PASSAGE |
If an “observable” is not changed by a unitary operation representing a symmetry we must have

\label{eqn:qmLecture11:140}
\bra{\psi} \hat{A} \ket{\psi}
\rightarrow
\bra{U \psi} \hat{A} \ket{U \psi}
=
\bra{\psi} U^\dagger \hat{A} U \ket{\psi},

so
\label{eqn:qmLecture11:160}
U^\dagger \hat{A} U = \hat{A},

or
\label{eqn:qmLecture11:180}
\boxed{
\hat{A} U = U \hat{A}.
}

An observable that is unchanged by a unitary symmetry commutes $$\antisymmetric{\hat{A}}{U}$$ with the operator $$U$$ for that transformation.

### Symmetries of the Hamiltonian

Given
\label{eqn:qmLecture11:200}
\antisymmetric{H}{U} = 0,

$$H$$ is invariant.

Given

\label{eqn:qmLecture11:220}
H \ket{\phi_n} = \epsilon_n \ket{\phi_n} .

\label{eqn:qmLecture11:240}
\begin{aligned}
U H \ket{\phi_n}
&= H U \ket{\phi_n} \\
&= \epsilon_n U \ket{\phi_n}
\end{aligned}

Such a state

\label{eqn:qmLecture11:260}
\ket{\psi_n} = U \ket{\phi_n}

is also an eigenstate with the \underline{same} energy.

Suppose this process is repeated, finding other states

\label{eqn:qmLecture11:280}
U \ket{\psi_n} = \ket{\chi_n}

\label{eqn:qmLecture11:300}
U \ket{\chi_n} = \ket{\alpha_n}

Because such a transformation only generates states with the initial energy, this process cannot continue forever. At some point this process will enumerate a fixed size set of states. These states can be orthonormalized.

We can say that symmetry operations are generators of a \underlineAndIndex{group}. For a set of symmetry operations we can

• Form products that lie in a closed set

\label{eqn:qmLecture11:320}
U_1 U_2 = U_3

• can define an inverse
\label{eqn:qmLecture11:340}
U \leftrightarrow U^{-1}.

• obeys associative rules for multiplication
\label{eqn:qmLecture11:360}
U_1 ( U_2 U_3 ) = (U_1 U_2) U_3.

• has an identity operation.

When $$H$$ has a symmetry, then degenerate eigenstates form \underlineAndIndex{irreducible} representations (which cannot be further block diagonalized).

DATA EXCERPT |

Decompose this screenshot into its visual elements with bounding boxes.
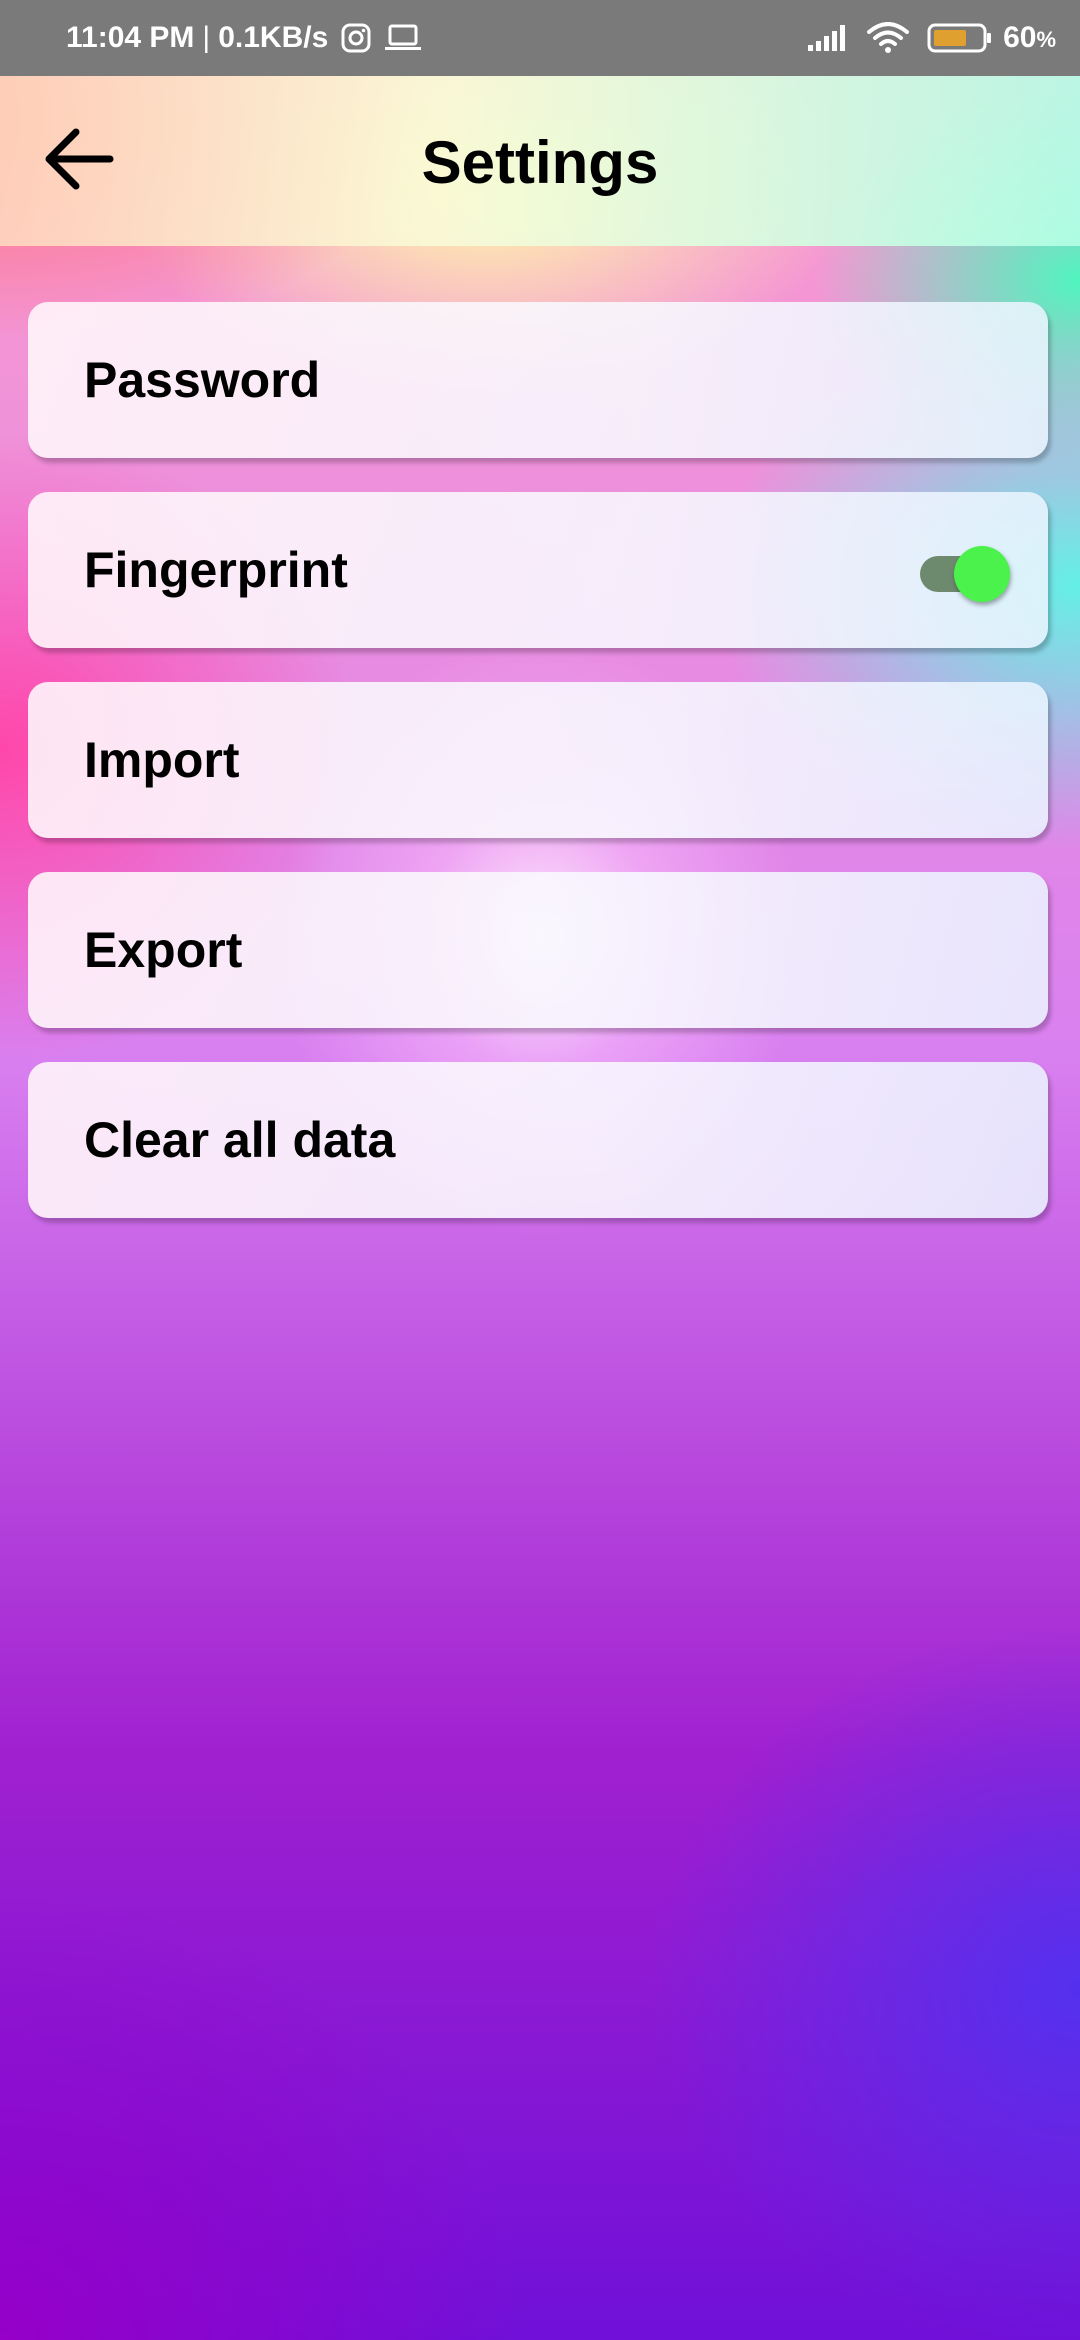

SHORT PROBLEM |
Continue the lecture notes on symmetry operations in quantum mechanics from the point where they stop.

OUTPUT FOR THIS EXERCISE |
## Example: Inversion.

{example:qmLecture11:1}

Given a state and a parity operation $$\hat{\Pi}$$, with the transformation

\label{eqn:qmLecture11:380}
\ket{\psi} \rightarrow \hat{\Pi} \ket{\psi}

In one dimension, the parity operation is just inversion. In two dimensions, this is a set of flipping operations on two axes fig. 2.

fig. 2. 2D parity operation

The operational effects of this operator are

\label{eqn:qmLecture11:400}
\begin{aligned}
\hat{x} &\rightarrow – \hat{x} \\
\hat{p} &\rightarrow – \hat{p}.
\end{aligned}

Acting again with the parity operator produces the original value, so it is its own inverse, and $$\hat{\Pi}^\dagger = \hat{\Pi} = \hat{\Pi}^{-1}$$. In an expectation value

\label{eqn:qmLecture11:420}
\bra{ \hat{\Pi} \psi } \hat{x} \ket{ \hat{\Pi} \psi } = – \bra{\psi} \hat{x} \ket{\psi}.

This means that

\label{eqn:qmLecture11:440}
\hat{\Pi}^\dagger \hat{x} \hat{\Pi} = – \hat{x},

or
\label{eqn:qmLecture11:460}
\hat{x} \hat{\Pi} = – \hat{\Pi} \hat{x},

\label{eqn:qmLecture11:480}
\begin{aligned}
\hat{x} \hat{\Pi} \ket{x_0}
&= – \hat{\Pi} \hat{x} \ket{x_0} \\
&= – \hat{\Pi} x_0 \ket{x_0} \\
&= – x_0 \hat{\Pi} \ket{x_0}
\end{aligned}

so

\label{eqn:qmLecture11:500}
\hat{\Pi} \ket{x_0} = \ket{-x_0}.

Acting on a wave function

\label{eqn:qmLecture11:520}
\begin{aligned}
\bra{x} \hat{\Pi} \ket{\psi}
&=
\braket{-x}{\psi} \\
&= \psi(-x).
\end{aligned}

What does this mean for eigenfunctions. Eigenfunctions are supposed to form irreducible representations of the group. The group has just two elements

\label{eqn:qmLecture11:540}
\setlr{ 1, \hat{\Pi} },

where $$\hat{\Pi}^2 = 1$$.

Suppose we have a Hamiltonian

\label{eqn:qmLecture11:560}
H = \frac{\hat{p}^2}{2m} + V(\hat{x}),

where $$V(\hat{x})$$ is even ( $$\antisymmetric{V(\hat{x})}{\hat{\Pi} } = 0$$ ). The squared momentum commutes with the parity operator

\label{eqn:qmLecture11:580}
\begin{aligned}
\antisymmetric{\hat{p}^2}{\hat{\Pi}}
&=
\hat{p}^2 \hat{\Pi}
– \hat{\Pi} \hat{p}^2 \\
&=
\hat{p}^2 \hat{\Pi}
– (\hat{\Pi} \hat{p}) \hat{p} \\
&=
\hat{p}^2 \hat{\Pi}
-(- \hat{p} \hat{\Pi}) \hat{p} \\
&=
\hat{p}^2 \hat{\Pi}
+ \hat{p} (-\hat{p} \hat{\Pi}) \\
&=
0.
\end{aligned}

Only two functions are possible in the symmetry set $$\setlr{ \Psi(x), \hat{\Pi} \Psi(x) }$$, since

\label{eqn:qmLecture11:600}
\begin{aligned}
\hat{\Pi}^2 \Psi(x)
&= \hat{\Pi} \Psi(-x) \\
&= \Psi(x).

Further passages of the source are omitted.